=== Entries supplied ===

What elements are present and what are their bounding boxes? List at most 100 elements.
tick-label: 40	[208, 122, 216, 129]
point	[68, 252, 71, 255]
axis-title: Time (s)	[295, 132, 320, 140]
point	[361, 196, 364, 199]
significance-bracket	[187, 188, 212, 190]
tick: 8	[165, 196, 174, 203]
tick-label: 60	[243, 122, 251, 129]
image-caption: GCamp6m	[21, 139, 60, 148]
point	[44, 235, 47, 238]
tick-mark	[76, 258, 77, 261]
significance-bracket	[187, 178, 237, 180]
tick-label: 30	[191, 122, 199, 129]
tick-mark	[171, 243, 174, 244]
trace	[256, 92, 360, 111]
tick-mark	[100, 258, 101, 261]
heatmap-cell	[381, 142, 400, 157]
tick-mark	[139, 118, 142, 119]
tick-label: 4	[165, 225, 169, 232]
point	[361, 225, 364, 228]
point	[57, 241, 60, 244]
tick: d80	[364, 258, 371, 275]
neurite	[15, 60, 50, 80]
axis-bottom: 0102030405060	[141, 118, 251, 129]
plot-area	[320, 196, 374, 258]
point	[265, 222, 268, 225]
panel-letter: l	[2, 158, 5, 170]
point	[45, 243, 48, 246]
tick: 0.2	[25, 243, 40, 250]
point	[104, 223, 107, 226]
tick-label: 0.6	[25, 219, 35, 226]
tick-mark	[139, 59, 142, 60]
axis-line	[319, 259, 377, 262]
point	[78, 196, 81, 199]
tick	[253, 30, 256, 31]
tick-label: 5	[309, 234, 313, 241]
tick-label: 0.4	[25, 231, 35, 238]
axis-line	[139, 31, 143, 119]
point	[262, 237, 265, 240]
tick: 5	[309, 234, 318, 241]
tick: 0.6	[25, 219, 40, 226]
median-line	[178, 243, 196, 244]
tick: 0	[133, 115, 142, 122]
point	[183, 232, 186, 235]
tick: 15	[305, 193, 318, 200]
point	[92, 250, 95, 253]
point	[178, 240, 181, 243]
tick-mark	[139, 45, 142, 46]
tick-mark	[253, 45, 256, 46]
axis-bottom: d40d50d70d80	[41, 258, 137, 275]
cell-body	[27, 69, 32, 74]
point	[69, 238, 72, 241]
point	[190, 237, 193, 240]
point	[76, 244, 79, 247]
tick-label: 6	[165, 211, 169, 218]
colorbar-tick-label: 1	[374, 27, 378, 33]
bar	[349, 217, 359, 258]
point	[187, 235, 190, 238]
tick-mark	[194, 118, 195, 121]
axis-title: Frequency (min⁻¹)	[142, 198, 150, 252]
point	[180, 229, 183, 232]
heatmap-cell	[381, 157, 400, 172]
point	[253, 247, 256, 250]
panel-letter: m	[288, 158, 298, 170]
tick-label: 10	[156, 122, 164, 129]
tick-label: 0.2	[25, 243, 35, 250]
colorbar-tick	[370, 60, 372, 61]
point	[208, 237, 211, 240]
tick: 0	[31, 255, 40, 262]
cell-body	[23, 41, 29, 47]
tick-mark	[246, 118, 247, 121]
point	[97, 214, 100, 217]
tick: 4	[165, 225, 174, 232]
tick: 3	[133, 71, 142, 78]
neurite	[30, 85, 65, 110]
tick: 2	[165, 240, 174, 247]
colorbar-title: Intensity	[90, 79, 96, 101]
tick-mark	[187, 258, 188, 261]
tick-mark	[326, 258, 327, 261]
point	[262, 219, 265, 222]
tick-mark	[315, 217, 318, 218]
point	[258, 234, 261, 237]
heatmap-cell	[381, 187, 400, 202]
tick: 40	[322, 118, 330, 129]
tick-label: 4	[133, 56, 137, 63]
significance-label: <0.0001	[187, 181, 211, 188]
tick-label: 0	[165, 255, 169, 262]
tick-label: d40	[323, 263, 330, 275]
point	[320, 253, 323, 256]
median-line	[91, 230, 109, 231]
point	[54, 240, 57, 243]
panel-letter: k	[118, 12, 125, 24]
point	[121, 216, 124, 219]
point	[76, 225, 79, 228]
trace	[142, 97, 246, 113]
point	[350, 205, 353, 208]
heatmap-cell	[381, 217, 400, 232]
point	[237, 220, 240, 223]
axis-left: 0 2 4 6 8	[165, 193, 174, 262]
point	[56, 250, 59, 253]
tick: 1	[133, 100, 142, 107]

===

### Task requirements
Reproduce the listing above with every "median-line" renamed to "median-marker", keeping all other lines and values untouched.

### Output for this task
What elements are present and what are their bounding boxes? List at most 100 elements.
tick-label: 40	[208, 122, 216, 129]
point	[68, 252, 71, 255]
axis-title: Time (s)	[295, 132, 320, 140]
point	[361, 196, 364, 199]
significance-bracket	[187, 188, 212, 190]
tick: 8	[165, 196, 174, 203]
tick-label: 60	[243, 122, 251, 129]
image-caption: GCamp6m	[21, 139, 60, 148]
point	[44, 235, 47, 238]
tick-mark	[76, 258, 77, 261]
significance-bracket	[187, 178, 237, 180]
tick-label: 30	[191, 122, 199, 129]
tick-mark	[171, 243, 174, 244]
trace	[256, 92, 360, 111]
tick-mark	[100, 258, 101, 261]
heatmap-cell	[381, 142, 400, 157]
tick-mark	[139, 118, 142, 119]
tick-label: 4	[165, 225, 169, 232]
point	[361, 225, 364, 228]
point	[57, 241, 60, 244]
tick: d80	[364, 258, 371, 275]
neurite	[15, 60, 50, 80]
axis-bottom: 0102030405060	[141, 118, 251, 129]
plot-area	[320, 196, 374, 258]
point	[265, 222, 268, 225]
panel-letter: l	[2, 158, 5, 170]
point	[45, 243, 48, 246]
tick: 0.2	[25, 243, 40, 250]
point	[104, 223, 107, 226]
tick-label: 0.6	[25, 219, 35, 226]
tick-mark	[139, 59, 142, 60]
axis-line	[319, 259, 377, 262]
point	[78, 196, 81, 199]
tick	[253, 30, 256, 31]
tick-label: 5	[309, 234, 313, 241]
tick-label: 0.4	[25, 231, 35, 238]
axis-line	[139, 31, 143, 119]
point	[262, 237, 265, 240]
tick: 5	[309, 234, 318, 241]
tick: 0.6	[25, 219, 40, 226]
median-marker	[178, 243, 196, 244]
tick: 0	[133, 115, 142, 122]
point	[183, 232, 186, 235]
tick: 15	[305, 193, 318, 200]
point	[92, 250, 95, 253]
point	[178, 240, 181, 243]
tick-mark	[139, 45, 142, 46]
tick-mark	[253, 45, 256, 46]
axis-bottom: d40d50d70d80	[41, 258, 137, 275]
cell-body	[27, 69, 32, 74]
point	[69, 238, 72, 241]
point	[190, 237, 193, 240]
point	[76, 244, 79, 247]
tick-label: 6	[165, 211, 169, 218]
colorbar-tick-label: 1	[374, 27, 378, 33]
bar	[349, 217, 359, 258]
point	[187, 235, 190, 238]
tick-mark	[194, 118, 195, 121]
axis-title: Frequency (min⁻¹)	[142, 198, 150, 252]
point	[180, 229, 183, 232]
heatmap-cell	[381, 157, 400, 172]
point	[253, 247, 256, 250]
panel-letter: m	[288, 158, 298, 170]
tick-label: 10	[156, 122, 164, 129]
tick-label: 0.2	[25, 243, 35, 250]
colorbar-tick	[370, 60, 372, 61]
point	[208, 237, 211, 240]
tick: 0	[31, 255, 40, 262]
cell-body	[23, 41, 29, 47]
tick-mark	[246, 118, 247, 121]
point	[97, 214, 100, 217]
tick: 4	[165, 225, 174, 232]
tick: 3	[133, 71, 142, 78]
neurite	[30, 85, 65, 110]
tick: 2	[165, 240, 174, 247]
colorbar-title: Intensity	[90, 79, 96, 101]
tick-mark	[187, 258, 188, 261]
tick-mark	[326, 258, 327, 261]
point	[262, 219, 265, 222]
tick-mark	[315, 217, 318, 218]
point	[258, 234, 261, 237]
heatmap-cell	[381, 187, 400, 202]
tick: 40	[322, 118, 330, 129]
tick-label: 4	[133, 56, 137, 63]
significance-label: <0.0001	[187, 181, 211, 188]
tick-label: 0	[165, 255, 169, 262]
tick-label: d40	[323, 263, 330, 275]
point	[320, 253, 323, 256]
median-marker	[91, 230, 109, 231]
point	[54, 240, 57, 243]
panel-letter: k	[118, 12, 125, 24]
point	[121, 216, 124, 219]
point	[76, 225, 79, 228]
trace	[142, 97, 246, 113]
point	[350, 205, 353, 208]
heatmap-cell	[381, 217, 400, 232]
point	[237, 220, 240, 223]
axis-left: 0 2 4 6 8	[165, 193, 174, 262]
point	[56, 250, 59, 253]
tick: 1	[133, 100, 142, 107]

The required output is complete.